# Supplied records start

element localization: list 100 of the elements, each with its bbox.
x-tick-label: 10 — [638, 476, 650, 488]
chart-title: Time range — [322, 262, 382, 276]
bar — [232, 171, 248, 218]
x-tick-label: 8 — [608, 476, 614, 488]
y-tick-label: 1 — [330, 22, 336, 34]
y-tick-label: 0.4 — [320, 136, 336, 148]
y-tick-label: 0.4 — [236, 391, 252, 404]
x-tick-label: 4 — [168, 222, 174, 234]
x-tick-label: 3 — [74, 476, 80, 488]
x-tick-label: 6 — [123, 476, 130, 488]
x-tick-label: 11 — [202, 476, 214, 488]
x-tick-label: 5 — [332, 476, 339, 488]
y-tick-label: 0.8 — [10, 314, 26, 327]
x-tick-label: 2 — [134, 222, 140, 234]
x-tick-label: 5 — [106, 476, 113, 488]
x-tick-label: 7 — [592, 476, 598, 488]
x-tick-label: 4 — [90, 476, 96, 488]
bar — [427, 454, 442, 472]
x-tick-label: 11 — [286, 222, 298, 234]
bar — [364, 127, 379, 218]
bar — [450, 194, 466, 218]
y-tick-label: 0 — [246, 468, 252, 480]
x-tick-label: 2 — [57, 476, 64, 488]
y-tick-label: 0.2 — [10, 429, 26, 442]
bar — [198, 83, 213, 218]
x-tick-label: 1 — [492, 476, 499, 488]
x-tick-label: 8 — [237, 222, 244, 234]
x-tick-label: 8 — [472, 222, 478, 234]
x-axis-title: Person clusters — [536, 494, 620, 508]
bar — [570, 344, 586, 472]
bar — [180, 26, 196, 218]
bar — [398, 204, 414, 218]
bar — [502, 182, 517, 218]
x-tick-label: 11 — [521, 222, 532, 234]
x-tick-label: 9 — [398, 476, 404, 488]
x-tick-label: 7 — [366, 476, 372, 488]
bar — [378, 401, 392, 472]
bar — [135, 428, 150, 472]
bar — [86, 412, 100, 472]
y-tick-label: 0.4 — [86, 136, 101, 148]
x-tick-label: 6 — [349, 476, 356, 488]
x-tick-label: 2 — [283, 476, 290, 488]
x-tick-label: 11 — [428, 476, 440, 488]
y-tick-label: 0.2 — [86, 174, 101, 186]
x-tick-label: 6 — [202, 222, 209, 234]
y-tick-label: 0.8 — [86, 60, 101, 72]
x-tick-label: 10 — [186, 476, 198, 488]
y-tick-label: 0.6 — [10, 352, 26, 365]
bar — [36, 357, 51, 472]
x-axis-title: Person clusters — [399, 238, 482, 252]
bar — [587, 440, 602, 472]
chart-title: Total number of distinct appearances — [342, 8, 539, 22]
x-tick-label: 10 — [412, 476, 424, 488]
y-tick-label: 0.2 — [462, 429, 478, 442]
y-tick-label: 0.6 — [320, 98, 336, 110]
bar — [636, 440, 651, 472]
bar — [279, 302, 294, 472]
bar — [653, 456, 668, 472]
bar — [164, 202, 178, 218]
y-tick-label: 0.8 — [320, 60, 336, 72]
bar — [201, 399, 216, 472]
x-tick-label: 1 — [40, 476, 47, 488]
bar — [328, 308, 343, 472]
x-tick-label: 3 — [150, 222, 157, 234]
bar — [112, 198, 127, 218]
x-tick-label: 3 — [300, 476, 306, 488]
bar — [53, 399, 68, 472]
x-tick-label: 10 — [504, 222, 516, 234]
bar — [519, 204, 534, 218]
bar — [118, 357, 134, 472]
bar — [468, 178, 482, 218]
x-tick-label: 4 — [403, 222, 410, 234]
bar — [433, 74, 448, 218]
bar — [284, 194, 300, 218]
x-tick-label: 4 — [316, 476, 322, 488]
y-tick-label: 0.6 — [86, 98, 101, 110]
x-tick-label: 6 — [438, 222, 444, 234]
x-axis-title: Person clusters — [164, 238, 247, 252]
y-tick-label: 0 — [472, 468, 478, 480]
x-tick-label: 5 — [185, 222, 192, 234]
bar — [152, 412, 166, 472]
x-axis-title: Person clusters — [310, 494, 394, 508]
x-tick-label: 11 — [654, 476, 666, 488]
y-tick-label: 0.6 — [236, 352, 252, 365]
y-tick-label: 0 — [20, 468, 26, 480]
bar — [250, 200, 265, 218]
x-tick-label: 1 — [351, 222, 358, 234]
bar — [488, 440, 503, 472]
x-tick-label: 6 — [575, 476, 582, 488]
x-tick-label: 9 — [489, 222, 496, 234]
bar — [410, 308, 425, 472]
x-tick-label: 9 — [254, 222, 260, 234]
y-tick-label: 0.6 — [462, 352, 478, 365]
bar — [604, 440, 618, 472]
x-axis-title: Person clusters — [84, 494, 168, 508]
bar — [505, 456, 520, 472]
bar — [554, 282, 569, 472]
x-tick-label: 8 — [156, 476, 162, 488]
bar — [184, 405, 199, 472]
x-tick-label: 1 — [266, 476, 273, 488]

# Supplied records end

--- Set problem ---
Put the records into a numbered list, beginning at the first line and stopping after the line that contains "y-tick-label: 1 — [330, 22, 336, 34]". Leave out any blank lines.

--- Exercise output ---
1. element localization: list 100 of the elements, each with its bbox.
2. x-tick-label: 10 — [638, 476, 650, 488]
3. chart-title: Time range — [322, 262, 382, 276]
4. bar — [232, 171, 248, 218]
5. x-tick-label: 8 — [608, 476, 614, 488]
6. y-tick-label: 1 — [330, 22, 336, 34]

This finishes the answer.